__Exercise goal__
Count every line that includes the string "content" in the entries that follow. Nothing besides the number is needed.

— start —

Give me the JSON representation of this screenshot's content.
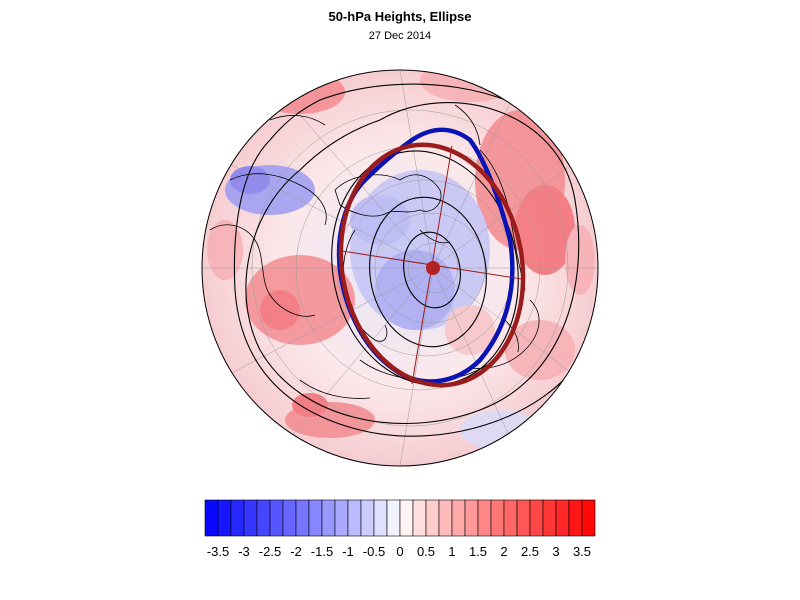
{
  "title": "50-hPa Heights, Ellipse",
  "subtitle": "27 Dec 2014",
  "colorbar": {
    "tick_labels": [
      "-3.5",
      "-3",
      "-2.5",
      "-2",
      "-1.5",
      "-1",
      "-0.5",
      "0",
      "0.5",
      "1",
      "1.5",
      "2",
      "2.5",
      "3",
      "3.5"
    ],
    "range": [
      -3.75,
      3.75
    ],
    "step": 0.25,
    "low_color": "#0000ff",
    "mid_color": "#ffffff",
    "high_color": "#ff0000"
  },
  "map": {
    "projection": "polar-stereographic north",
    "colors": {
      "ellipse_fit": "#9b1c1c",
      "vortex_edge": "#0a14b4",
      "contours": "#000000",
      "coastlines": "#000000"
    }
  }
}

— end —
— start —

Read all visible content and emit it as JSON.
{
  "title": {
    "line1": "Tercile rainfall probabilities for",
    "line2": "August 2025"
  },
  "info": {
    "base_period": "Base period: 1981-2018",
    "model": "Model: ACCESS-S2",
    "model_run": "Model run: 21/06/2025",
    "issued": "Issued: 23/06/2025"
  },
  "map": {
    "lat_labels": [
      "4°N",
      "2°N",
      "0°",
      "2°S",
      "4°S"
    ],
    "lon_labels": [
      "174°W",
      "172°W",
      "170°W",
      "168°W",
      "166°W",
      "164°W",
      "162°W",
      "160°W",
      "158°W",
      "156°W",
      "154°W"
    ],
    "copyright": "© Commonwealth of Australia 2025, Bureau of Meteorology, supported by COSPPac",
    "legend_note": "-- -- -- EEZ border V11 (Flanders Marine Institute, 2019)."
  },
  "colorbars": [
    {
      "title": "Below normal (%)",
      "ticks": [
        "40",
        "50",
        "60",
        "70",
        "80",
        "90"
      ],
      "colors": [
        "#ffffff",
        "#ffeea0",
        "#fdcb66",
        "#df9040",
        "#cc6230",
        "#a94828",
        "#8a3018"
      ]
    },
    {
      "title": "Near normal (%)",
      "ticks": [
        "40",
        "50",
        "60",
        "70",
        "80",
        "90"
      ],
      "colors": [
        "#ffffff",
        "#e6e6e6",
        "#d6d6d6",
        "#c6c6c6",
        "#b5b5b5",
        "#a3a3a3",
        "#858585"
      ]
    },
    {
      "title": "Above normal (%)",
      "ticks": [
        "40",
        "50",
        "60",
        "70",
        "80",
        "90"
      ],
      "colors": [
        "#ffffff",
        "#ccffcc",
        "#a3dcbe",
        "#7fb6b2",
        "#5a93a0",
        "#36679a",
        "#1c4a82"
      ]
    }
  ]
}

— end —
— start —

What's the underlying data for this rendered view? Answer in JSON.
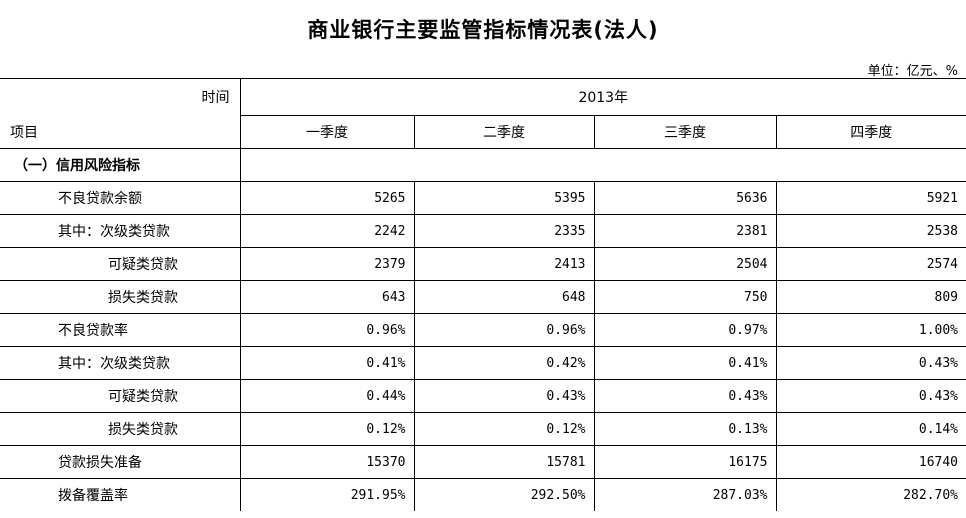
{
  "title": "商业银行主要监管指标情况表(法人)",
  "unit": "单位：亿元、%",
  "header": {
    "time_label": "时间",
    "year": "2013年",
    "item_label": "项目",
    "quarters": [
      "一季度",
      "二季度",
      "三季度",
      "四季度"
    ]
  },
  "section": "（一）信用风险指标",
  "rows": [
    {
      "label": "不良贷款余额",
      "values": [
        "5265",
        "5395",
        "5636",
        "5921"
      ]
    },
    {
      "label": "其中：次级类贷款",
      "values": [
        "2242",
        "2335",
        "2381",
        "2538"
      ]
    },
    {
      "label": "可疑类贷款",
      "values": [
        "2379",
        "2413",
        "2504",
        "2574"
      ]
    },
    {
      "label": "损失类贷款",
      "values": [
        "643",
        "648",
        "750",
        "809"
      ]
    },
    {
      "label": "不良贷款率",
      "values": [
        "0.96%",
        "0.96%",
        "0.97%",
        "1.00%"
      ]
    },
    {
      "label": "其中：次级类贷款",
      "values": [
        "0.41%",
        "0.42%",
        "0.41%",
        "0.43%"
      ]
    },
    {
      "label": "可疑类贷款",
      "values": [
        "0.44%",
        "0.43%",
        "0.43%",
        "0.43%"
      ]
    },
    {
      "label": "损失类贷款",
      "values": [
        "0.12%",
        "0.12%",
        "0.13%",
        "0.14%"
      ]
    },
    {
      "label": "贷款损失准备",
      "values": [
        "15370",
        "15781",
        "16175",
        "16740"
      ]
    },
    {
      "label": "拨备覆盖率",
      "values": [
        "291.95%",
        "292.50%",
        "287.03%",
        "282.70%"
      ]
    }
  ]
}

— end —

__Result for this exercise__
2